Present the following entries again, word for word and in full.

> Available records:
----------------
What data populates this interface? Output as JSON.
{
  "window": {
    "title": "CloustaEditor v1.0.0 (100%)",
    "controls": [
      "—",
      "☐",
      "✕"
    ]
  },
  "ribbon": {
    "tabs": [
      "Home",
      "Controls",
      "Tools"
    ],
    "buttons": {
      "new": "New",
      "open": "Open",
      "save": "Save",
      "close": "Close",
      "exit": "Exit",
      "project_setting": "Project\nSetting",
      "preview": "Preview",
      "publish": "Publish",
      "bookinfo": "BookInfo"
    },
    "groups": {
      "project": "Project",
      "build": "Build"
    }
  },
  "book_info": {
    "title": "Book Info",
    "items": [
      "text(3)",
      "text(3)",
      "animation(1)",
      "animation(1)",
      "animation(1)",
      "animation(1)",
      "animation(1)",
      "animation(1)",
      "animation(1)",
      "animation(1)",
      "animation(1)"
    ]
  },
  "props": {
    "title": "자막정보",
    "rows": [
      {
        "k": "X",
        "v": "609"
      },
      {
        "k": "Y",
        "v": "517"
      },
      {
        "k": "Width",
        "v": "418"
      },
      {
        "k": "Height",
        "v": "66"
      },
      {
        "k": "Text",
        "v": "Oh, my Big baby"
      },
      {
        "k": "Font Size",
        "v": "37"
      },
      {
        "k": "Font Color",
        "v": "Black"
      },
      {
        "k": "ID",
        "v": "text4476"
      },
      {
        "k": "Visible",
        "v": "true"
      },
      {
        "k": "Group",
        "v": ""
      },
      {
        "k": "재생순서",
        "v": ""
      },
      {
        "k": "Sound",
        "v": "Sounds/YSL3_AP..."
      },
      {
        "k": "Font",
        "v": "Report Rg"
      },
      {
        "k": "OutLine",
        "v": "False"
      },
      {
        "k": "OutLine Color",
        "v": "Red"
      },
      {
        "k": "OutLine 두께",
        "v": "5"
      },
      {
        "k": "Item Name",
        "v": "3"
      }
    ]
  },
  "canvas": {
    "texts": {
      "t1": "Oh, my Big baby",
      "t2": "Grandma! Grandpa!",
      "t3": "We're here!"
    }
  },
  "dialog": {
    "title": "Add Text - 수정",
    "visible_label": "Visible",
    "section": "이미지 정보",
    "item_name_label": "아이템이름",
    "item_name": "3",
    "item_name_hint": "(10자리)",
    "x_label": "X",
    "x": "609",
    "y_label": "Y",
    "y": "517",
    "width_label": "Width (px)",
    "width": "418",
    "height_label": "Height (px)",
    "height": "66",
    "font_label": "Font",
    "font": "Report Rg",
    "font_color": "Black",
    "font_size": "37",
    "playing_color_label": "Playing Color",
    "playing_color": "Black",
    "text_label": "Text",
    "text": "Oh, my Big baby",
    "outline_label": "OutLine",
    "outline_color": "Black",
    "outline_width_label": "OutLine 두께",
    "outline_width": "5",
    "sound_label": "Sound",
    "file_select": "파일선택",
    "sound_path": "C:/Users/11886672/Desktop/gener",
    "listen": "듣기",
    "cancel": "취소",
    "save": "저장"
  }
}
----------------
> Full solution:
What data populates this interface? Output as JSON.
{
  "window": {
    "title": "CloustaEditor v1.0.0 (100%)",
    "controls": [
      "—",
      "☐",
      "✕"
    ]
  },
  "ribbon": {
    "tabs": [
      "Home",
      "Controls",
      "Tools"
    ],
    "buttons": {
      "new": "New",
      "open": "Open",
      "save": "Save",
      "close": "Close",
      "exit": "Exit",
      "project_setting": "Project\nSetting",
      "preview": "Preview",
      "publish": "Publish",
      "bookinfo": "BookInfo"
    },
    "groups": {
      "project": "Project",
      "build": "Build"
    }
  },
  "book_info": {
    "title": "Book Info",
    "items": [
      "text(3)",
      "text(3)",
      "animation(1)",
      "animation(1)",
      "animation(1)",
      "animation(1)",
      "animation(1)",
      "animation(1)",
      "animation(1)",
      "animation(1)",
      "animation(1)"
    ]
  },
  "props": {
    "title": "자막정보",
    "rows": [
      {
        "k": "X",
        "v": "609"
      },
      {
        "k": "Y",
        "v": "517"
      },
      {
        "k": "Width",
        "v": "418"
      },
      {
        "k": "Height",
        "v": "66"
      },
      {
        "k": "Text",
        "v": "Oh, my Big baby"
      },
      {
        "k": "Font Size",
        "v": "37"
      },
      {
        "k": "Font Color",
        "v": "Black"
      },
      {
        "k": "ID",
        "v": "text4476"
      },
      {
        "k": "Visible",
        "v": "true"
      },
      {
        "k": "Group",
        "v": ""
      },
      {
        "k": "재생순서",
        "v": ""
      },
      {
        "k": "Sound",
        "v": "Sounds/YSL3_AP..."
      },
      {
        "k": "Font",
        "v": "Report Rg"
      },
      {
        "k": "OutLine",
        "v": "False"
      },
      {
        "k": "OutLine Color",
        "v": "Red"
      },
      {
        "k": "OutLine 두께",
        "v": "5"
      },
      {
        "k": "Item Name",
        "v": "3"
      }
    ]
  },
  "canvas": {
    "texts": {
      "t1": "Oh, my Big baby",
      "t2": "Grandma! Grandpa!",
      "t3": "We're here!"
    }
  },
  "dialog": {
    "title": "Add Text - 수정",
    "visible_label": "Visible",
    "section": "이미지 정보",
    "item_name_label": "아이템이름",
    "item_name": "3",
    "item_name_hint": "(10자리)",
    "x_label": "X",
    "x": "609",
    "y_label": "Y",
    "y": "517",
    "width_label": "Width (px)",
    "width": "418",
    "height_label": "Height (px)",
    "height": "66",
    "font_label": "Font",
    "font": "Report Rg",
    "font_color": "Black",
    "font_size": "37",
    "playing_color_label": "Playing Color",
    "playing_color": "Black",
    "text_label": "Text",
    "text": "Oh, my Big baby",
    "outline_label": "OutLine",
    "outline_color": "Black",
    "outline_width_label": "OutLine 두께",
    "outline_width": "5",
    "sound_label": "Sound",
    "file_select": "파일선택",
    "sound_path": "C:/Users/11886672/Desktop/gener",
    "listen": "듣기",
    "cancel": "취소",
    "save": "저장"
  }
}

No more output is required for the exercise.